» Task statement
Locate the lines that hold the string "without". Copy every such line.

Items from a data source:
+ + + + +
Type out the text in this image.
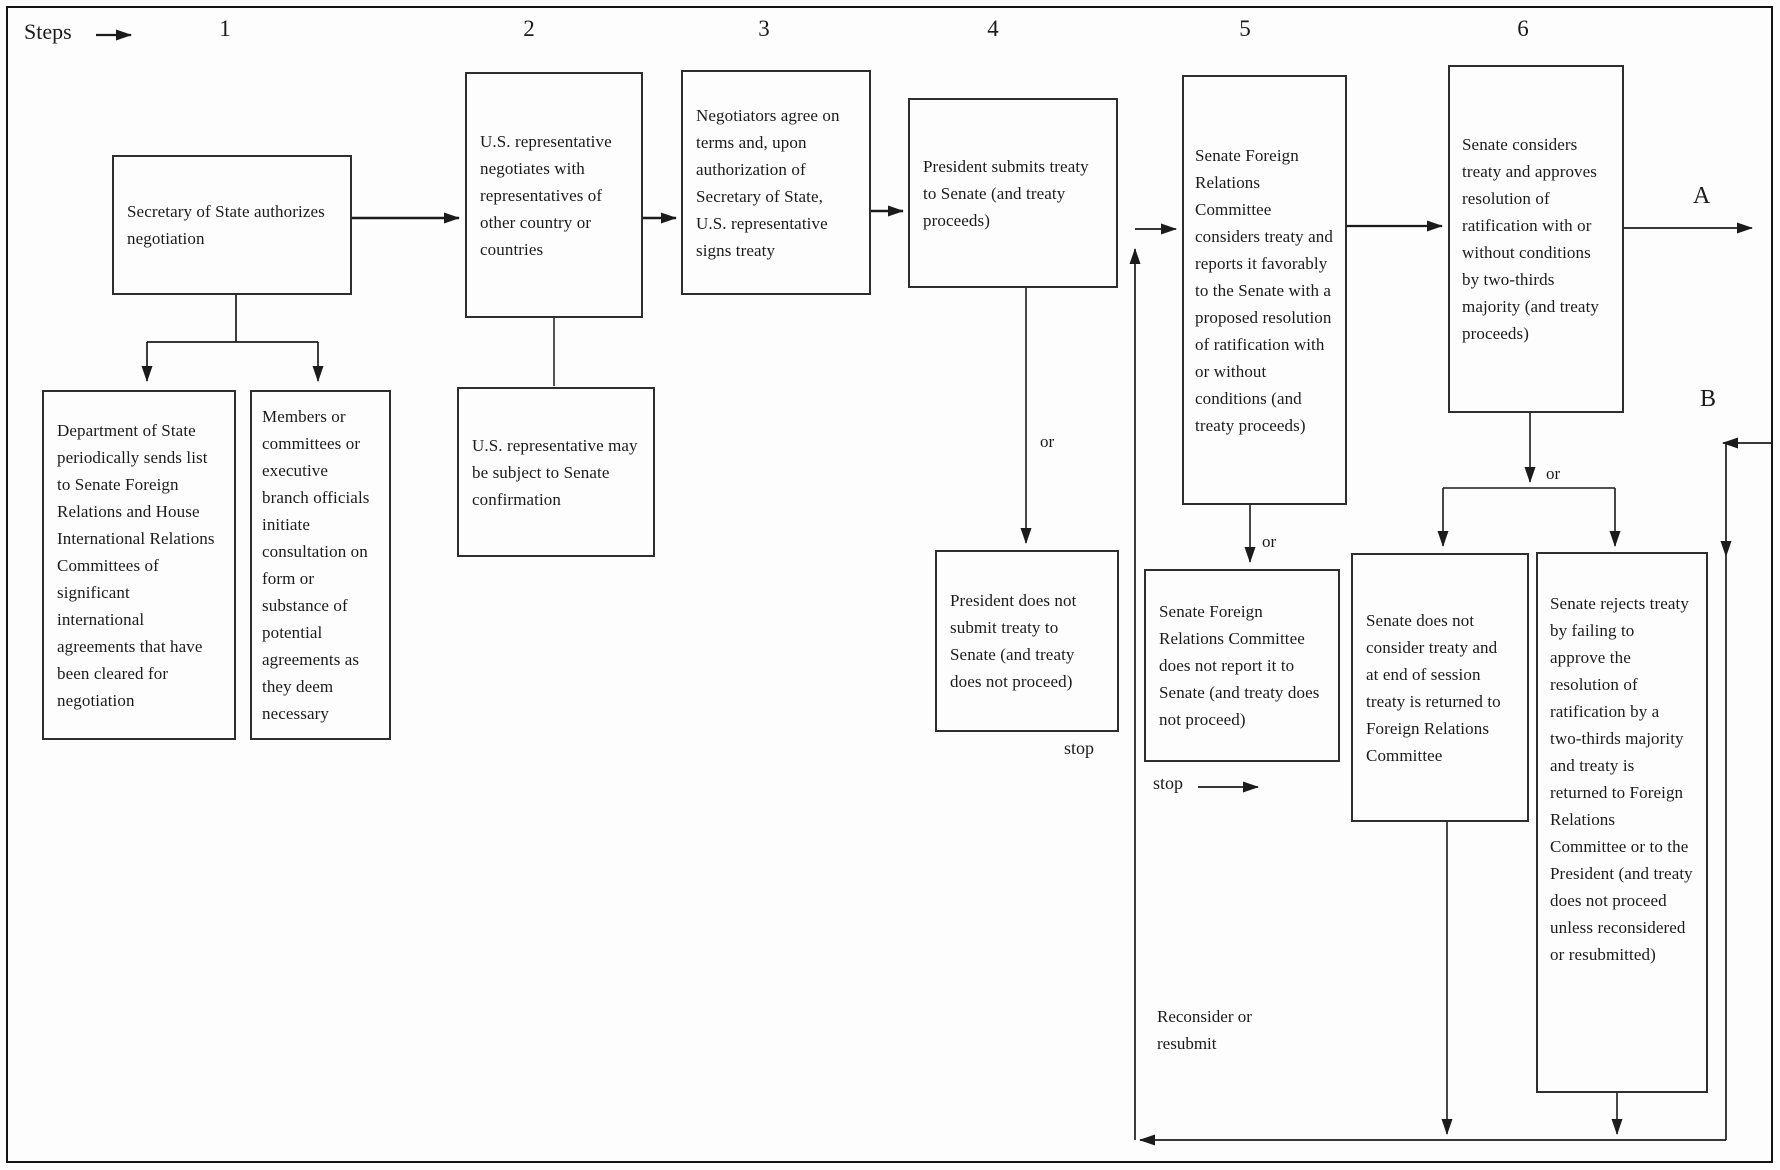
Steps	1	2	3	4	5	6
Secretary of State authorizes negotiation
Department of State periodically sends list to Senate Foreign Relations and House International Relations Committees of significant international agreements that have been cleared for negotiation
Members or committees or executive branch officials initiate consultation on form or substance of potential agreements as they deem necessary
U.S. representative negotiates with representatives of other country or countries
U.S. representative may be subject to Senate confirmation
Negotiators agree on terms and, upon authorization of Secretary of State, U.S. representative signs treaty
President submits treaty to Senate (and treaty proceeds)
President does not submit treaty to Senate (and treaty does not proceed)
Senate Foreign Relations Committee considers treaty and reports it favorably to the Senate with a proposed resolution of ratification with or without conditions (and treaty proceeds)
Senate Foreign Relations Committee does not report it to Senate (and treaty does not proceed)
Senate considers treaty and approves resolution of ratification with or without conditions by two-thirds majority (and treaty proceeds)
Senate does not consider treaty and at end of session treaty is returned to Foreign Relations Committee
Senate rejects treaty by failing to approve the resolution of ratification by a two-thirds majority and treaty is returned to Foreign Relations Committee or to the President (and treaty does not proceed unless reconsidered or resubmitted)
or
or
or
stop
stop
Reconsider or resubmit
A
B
+ + + + +
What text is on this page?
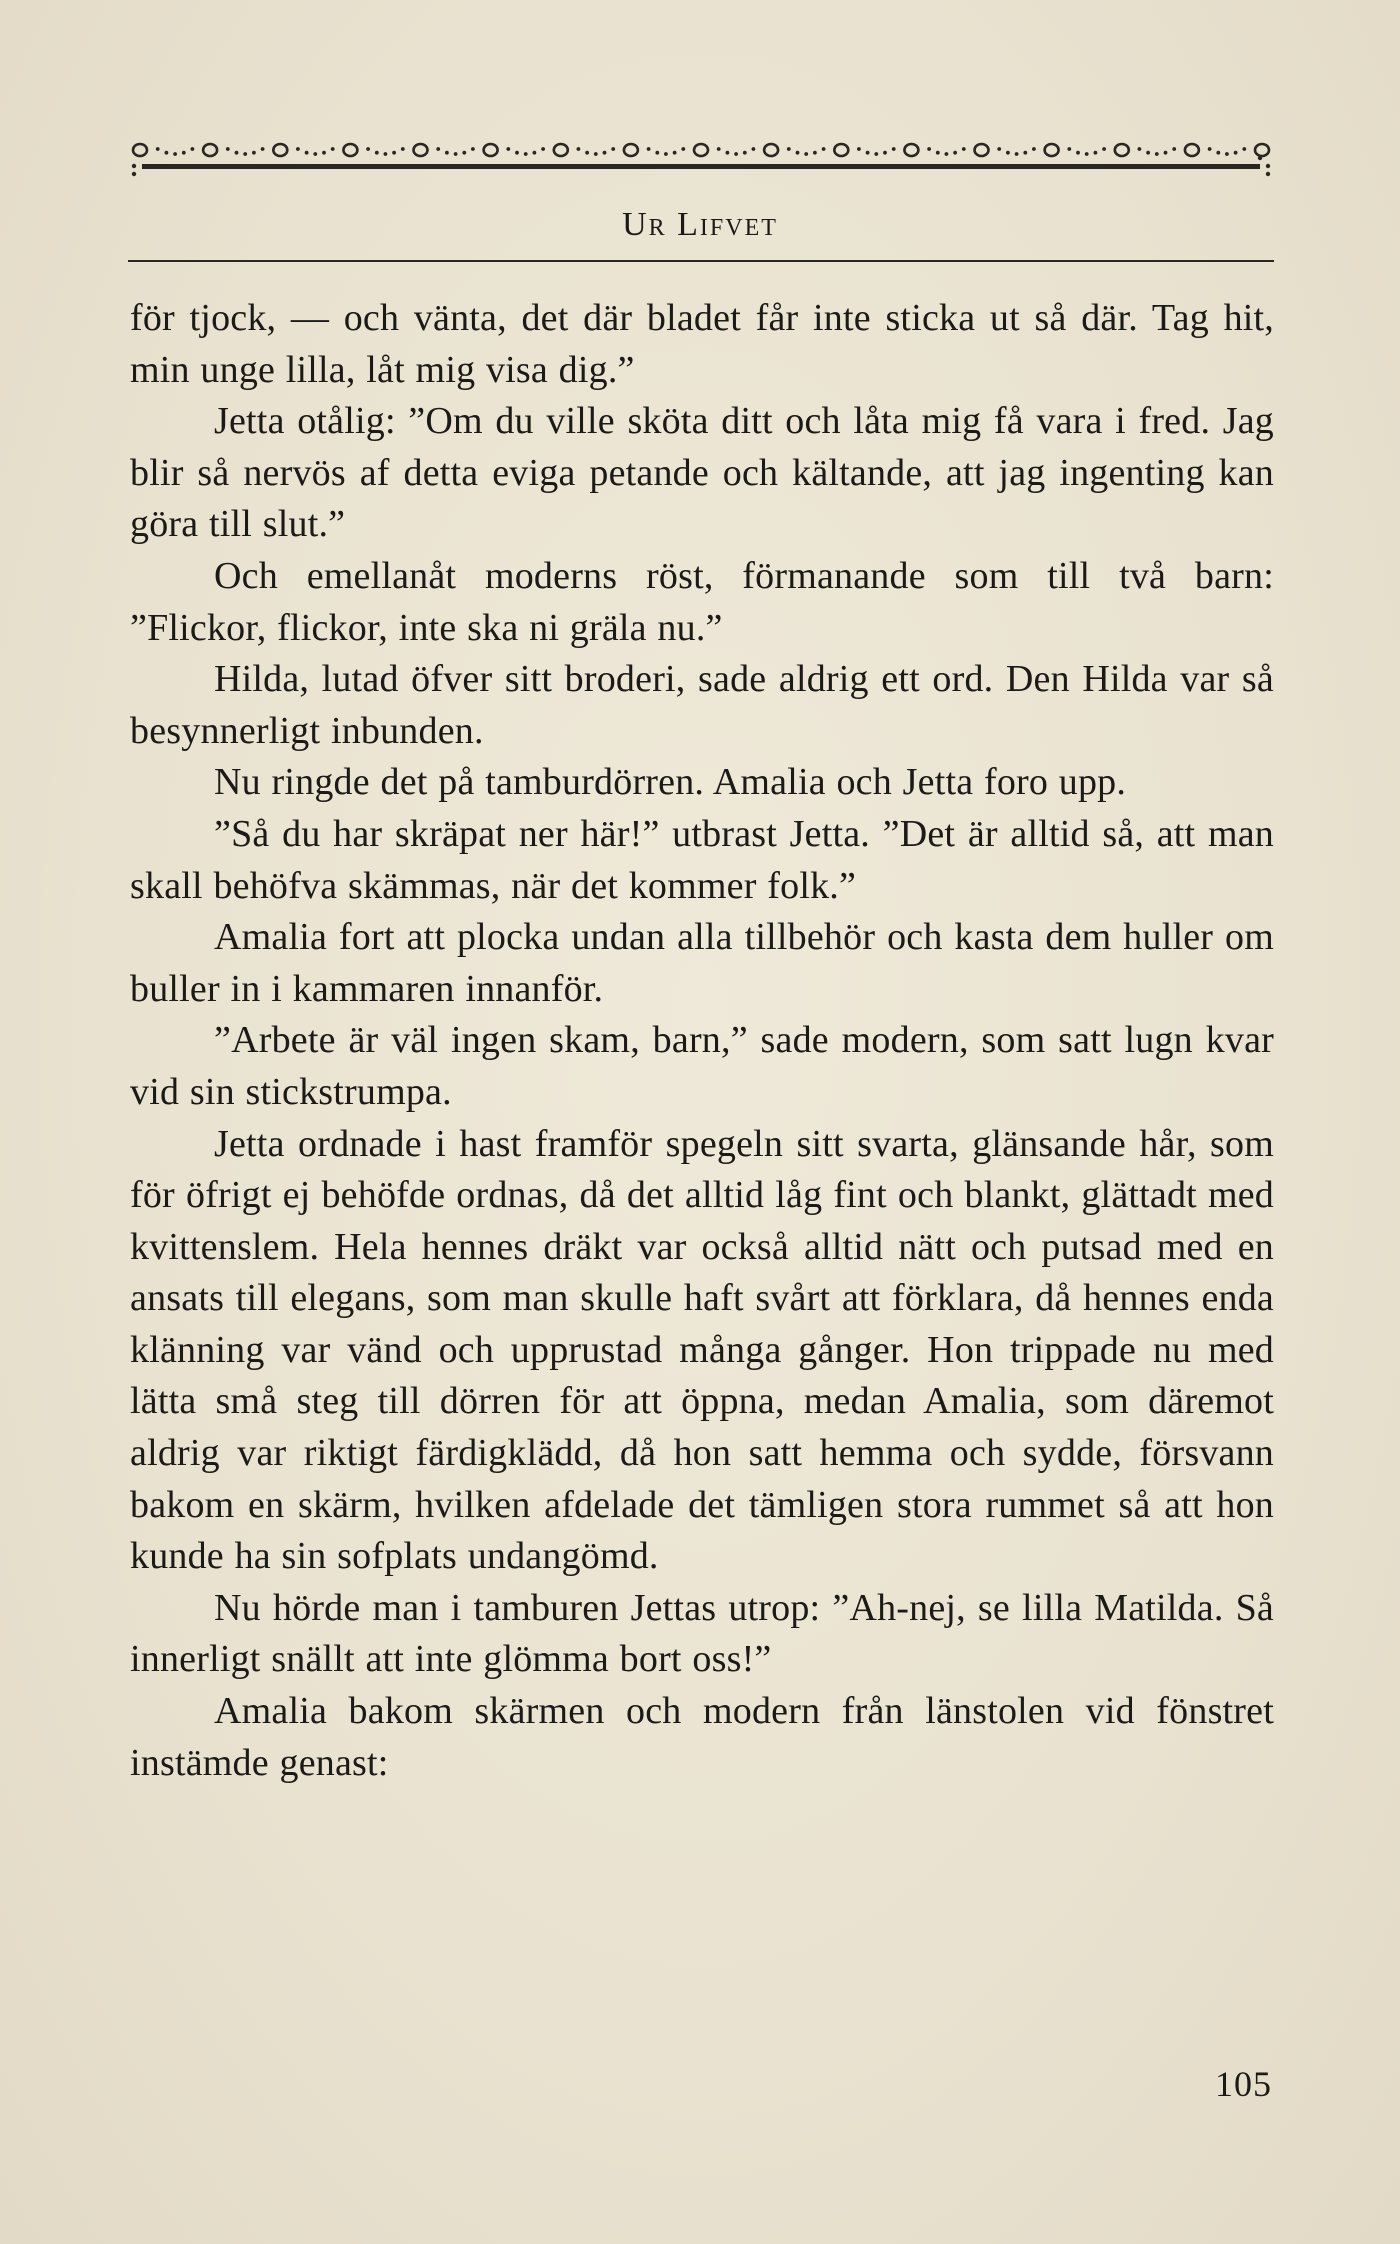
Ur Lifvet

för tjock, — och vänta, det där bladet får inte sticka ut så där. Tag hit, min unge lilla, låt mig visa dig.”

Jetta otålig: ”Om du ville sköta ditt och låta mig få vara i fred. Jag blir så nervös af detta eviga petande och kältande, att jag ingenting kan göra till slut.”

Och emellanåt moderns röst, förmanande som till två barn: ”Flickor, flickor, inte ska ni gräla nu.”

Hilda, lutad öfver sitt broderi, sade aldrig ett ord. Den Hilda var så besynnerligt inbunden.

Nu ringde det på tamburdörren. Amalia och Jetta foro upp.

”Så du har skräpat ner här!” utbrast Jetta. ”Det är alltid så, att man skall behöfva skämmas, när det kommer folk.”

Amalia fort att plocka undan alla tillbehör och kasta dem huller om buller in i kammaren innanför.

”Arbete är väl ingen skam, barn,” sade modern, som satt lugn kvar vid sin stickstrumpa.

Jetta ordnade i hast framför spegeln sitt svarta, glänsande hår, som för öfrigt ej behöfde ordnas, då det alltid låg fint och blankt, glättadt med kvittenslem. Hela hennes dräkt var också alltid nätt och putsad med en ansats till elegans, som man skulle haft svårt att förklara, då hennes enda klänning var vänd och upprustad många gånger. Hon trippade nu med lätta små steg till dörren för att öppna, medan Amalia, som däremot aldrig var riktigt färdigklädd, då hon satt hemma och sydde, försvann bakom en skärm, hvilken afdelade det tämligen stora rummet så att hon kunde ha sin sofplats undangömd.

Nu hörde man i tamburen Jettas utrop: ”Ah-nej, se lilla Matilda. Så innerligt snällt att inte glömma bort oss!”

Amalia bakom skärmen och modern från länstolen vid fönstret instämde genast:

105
+ + + + +
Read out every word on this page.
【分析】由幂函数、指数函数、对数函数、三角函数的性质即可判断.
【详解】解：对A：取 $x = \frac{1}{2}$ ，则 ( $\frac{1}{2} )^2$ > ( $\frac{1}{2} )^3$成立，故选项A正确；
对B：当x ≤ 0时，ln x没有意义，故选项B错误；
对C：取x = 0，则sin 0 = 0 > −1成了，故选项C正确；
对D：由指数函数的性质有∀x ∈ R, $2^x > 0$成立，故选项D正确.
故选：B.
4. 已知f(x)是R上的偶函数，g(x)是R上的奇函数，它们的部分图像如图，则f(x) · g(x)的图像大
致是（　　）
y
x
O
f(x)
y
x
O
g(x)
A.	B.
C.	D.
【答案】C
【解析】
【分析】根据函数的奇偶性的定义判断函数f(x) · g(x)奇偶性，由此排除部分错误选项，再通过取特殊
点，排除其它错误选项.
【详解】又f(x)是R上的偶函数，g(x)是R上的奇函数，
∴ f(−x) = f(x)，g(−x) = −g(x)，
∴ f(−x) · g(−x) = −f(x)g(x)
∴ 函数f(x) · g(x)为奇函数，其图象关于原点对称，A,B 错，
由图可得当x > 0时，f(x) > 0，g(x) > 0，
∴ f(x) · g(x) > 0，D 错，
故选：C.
+ + + + +
» Task response
Senate Foreign Relations Committee considers treaty and reports it favorably to the Senate with a proposed resolution of ratification with or without conditions (and treaty proceeds)
Senate considers treaty and approves resolution of ratification with or without conditions by two-thirds majority (and treaty proceeds)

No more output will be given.